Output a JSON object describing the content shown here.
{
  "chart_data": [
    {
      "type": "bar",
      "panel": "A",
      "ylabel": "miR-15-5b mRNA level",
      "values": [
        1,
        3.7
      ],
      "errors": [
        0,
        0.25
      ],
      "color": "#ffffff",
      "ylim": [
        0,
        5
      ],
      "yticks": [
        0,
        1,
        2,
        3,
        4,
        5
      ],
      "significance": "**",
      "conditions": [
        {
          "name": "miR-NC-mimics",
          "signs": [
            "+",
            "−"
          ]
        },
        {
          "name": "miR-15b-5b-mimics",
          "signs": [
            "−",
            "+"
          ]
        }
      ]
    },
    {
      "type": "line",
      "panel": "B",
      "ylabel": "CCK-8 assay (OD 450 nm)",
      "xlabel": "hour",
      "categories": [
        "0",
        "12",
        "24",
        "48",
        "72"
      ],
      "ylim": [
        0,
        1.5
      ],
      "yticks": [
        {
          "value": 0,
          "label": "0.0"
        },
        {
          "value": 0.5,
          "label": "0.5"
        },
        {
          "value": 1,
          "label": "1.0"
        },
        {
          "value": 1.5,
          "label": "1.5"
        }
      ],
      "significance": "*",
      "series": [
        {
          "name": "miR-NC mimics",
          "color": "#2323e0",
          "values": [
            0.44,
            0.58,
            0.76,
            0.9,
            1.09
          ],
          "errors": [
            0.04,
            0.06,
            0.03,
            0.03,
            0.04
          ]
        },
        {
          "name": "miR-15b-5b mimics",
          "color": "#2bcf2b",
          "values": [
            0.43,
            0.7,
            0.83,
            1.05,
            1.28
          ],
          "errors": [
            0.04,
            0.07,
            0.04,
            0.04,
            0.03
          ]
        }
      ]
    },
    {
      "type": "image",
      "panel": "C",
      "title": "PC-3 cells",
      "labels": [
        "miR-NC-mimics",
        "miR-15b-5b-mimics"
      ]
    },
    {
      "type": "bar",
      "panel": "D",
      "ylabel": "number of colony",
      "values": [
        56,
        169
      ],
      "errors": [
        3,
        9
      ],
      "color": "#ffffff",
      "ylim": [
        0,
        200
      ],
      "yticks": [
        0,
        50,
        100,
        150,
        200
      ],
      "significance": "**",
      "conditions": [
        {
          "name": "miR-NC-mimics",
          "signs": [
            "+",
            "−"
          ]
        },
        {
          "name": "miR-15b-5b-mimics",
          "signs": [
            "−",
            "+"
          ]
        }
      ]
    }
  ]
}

#####

Work task>
Reproduce every line from the listing above that holds the word "color".

Your solution>
      "color": "#ffffff",
          "color": "#2323e0",
          "color": "#2bcf2b",
      "color": "#ffffff",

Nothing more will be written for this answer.